> [What is required]:
Identify, in the records below, every line where the string "icon" appears, and copy each such line.

> [Supplied data]:
.....

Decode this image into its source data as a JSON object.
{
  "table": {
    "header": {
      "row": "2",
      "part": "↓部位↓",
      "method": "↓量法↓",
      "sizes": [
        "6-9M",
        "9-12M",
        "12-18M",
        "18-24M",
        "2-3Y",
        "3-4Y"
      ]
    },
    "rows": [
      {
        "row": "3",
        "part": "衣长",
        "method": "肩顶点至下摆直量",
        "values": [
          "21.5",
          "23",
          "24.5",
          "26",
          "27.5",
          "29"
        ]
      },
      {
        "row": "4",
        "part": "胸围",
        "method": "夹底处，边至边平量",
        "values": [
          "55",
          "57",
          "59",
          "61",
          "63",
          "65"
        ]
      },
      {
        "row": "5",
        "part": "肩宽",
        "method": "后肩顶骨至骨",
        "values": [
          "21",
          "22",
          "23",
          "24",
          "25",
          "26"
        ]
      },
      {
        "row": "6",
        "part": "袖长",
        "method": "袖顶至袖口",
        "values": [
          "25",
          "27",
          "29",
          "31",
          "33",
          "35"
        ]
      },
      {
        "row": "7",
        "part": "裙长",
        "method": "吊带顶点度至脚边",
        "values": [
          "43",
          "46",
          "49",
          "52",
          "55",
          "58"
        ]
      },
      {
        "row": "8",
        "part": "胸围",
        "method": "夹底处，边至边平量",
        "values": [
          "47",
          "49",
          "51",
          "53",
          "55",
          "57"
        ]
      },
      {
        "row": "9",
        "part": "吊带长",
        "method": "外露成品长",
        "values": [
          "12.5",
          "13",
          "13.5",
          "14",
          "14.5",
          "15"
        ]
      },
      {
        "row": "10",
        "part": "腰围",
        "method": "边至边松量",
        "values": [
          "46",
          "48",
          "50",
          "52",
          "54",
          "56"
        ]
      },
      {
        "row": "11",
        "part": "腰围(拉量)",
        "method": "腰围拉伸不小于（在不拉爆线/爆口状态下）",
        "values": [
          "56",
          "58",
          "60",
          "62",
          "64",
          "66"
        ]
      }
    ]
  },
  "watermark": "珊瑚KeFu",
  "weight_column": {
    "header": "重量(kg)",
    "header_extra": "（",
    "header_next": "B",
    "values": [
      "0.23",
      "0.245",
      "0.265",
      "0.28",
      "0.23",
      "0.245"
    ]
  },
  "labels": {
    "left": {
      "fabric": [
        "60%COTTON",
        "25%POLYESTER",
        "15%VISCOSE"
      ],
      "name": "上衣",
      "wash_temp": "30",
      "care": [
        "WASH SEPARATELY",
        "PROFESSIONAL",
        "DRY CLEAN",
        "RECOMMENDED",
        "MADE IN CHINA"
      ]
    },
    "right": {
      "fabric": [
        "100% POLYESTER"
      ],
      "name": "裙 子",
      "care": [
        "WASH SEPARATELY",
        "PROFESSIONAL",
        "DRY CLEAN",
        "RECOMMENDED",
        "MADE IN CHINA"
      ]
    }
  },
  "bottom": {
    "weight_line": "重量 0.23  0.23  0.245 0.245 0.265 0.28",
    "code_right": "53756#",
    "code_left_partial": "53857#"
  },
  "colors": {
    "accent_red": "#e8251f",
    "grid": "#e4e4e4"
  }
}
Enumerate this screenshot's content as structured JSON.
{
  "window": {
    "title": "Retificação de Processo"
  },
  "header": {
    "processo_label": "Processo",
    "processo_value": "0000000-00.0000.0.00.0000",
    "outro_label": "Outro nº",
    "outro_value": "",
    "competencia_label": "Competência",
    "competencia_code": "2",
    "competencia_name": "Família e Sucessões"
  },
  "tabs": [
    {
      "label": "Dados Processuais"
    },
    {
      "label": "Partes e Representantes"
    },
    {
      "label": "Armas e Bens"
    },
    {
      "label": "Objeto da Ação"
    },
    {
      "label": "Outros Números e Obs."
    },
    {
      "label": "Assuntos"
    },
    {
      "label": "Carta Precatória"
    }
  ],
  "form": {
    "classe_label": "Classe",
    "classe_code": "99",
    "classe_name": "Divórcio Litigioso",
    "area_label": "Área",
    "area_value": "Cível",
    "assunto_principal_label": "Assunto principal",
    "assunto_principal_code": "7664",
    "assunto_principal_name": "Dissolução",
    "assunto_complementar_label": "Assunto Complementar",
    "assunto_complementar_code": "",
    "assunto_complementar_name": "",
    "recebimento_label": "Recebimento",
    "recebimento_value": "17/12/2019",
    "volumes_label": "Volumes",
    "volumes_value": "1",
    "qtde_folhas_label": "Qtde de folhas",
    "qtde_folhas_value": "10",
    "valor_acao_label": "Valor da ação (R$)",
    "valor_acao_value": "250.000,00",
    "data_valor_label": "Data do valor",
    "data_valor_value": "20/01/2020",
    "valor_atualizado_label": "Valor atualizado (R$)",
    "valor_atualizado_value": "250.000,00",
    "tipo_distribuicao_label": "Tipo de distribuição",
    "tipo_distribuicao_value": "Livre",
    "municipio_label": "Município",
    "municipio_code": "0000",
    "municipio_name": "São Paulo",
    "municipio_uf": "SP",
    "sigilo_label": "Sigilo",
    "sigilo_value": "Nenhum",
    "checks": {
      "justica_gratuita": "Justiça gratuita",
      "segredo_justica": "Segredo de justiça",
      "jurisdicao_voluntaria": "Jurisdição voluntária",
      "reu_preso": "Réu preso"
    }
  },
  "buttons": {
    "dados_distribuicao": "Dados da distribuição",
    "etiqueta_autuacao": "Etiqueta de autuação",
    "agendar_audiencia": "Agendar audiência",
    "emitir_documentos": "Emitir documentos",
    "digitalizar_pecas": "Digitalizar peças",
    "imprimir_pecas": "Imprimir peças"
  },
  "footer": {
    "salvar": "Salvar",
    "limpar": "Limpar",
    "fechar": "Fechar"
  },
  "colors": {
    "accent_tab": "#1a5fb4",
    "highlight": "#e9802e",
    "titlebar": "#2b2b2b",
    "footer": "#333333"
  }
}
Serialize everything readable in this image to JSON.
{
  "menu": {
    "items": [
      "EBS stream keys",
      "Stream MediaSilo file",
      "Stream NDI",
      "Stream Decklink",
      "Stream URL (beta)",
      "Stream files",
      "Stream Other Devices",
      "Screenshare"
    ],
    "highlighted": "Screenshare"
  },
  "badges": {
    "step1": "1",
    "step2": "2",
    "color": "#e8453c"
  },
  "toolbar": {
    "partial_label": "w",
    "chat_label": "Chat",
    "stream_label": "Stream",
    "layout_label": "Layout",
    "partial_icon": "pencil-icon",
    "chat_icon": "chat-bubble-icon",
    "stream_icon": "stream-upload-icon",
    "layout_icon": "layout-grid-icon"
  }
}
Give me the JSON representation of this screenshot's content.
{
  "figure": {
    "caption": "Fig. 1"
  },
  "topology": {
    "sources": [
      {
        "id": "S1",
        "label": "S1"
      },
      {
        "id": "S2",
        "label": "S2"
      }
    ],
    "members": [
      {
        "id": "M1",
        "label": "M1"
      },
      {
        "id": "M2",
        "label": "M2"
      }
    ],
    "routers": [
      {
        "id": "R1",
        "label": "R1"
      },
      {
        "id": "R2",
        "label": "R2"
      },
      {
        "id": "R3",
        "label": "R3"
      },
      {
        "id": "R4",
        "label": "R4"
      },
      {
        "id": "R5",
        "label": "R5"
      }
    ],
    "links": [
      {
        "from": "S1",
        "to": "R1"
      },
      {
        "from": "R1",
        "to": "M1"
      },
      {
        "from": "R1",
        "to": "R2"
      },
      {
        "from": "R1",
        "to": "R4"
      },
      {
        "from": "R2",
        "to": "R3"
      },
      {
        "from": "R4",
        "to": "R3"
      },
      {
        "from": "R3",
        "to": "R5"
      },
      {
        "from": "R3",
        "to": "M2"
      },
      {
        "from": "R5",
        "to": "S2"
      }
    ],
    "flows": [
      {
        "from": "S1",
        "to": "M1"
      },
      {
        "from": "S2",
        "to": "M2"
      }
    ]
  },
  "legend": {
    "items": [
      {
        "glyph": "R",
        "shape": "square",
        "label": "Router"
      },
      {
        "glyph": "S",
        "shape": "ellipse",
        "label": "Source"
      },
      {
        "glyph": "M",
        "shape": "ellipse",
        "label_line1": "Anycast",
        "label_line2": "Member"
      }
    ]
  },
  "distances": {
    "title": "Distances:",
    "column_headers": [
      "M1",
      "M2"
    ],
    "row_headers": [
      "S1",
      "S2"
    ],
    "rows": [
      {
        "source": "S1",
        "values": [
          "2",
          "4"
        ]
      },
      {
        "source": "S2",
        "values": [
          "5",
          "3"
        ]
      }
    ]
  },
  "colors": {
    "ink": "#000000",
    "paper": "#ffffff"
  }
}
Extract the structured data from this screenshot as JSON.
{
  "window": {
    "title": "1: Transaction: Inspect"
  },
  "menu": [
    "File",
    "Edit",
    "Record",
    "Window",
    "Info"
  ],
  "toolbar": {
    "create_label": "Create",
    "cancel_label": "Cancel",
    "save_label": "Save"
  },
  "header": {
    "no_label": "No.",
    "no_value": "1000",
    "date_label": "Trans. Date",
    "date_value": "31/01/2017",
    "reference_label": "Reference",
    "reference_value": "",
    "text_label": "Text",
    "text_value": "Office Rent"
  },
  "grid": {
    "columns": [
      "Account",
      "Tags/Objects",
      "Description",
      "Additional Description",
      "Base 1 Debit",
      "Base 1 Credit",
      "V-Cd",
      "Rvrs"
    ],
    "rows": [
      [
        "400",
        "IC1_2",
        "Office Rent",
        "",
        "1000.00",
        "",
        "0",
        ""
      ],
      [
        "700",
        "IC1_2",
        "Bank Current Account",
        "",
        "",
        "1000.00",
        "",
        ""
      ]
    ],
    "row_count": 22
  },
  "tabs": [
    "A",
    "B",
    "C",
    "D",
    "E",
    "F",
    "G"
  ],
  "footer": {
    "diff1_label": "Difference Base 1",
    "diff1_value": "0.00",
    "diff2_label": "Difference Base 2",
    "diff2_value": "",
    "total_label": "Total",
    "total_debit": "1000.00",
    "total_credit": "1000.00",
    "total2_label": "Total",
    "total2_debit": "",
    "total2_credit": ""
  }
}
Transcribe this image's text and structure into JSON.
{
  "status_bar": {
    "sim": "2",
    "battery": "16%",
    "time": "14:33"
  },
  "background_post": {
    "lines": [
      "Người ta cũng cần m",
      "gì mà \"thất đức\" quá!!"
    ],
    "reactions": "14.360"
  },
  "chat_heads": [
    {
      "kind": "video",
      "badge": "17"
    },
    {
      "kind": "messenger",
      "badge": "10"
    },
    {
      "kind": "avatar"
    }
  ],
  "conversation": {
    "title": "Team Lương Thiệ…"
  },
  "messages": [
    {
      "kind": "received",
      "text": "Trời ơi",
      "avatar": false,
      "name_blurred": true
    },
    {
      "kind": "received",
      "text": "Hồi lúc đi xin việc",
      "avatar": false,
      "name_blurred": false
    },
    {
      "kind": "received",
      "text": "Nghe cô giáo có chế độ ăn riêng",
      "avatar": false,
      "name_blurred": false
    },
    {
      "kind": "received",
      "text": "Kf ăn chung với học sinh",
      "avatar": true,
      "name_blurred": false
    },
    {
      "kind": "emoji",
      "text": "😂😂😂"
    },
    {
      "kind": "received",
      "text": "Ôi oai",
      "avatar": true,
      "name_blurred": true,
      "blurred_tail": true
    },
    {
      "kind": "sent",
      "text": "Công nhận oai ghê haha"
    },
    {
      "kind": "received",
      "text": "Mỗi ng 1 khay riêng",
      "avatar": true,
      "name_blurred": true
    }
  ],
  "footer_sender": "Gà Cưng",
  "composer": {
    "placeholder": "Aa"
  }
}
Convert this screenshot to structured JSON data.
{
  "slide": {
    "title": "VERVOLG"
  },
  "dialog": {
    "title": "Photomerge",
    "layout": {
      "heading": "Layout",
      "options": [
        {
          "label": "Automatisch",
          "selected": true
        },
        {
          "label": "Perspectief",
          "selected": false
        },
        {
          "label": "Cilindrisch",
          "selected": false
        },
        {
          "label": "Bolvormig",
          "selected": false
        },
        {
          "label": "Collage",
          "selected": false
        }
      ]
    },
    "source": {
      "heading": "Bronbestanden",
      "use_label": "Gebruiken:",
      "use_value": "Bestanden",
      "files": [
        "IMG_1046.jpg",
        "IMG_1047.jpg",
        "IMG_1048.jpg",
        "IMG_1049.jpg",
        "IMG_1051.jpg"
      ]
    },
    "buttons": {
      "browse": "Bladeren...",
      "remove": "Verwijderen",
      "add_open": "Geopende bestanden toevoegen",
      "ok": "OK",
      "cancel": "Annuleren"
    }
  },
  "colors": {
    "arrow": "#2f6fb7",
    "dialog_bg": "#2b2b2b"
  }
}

.....

> [Written solution]:
    "partial_icon": "pencil-icon",
    "chat_icon": "chat-bubble-icon",
    "stream_icon": "stream-upload-icon",
    "layout_icon": "layout-grid-icon"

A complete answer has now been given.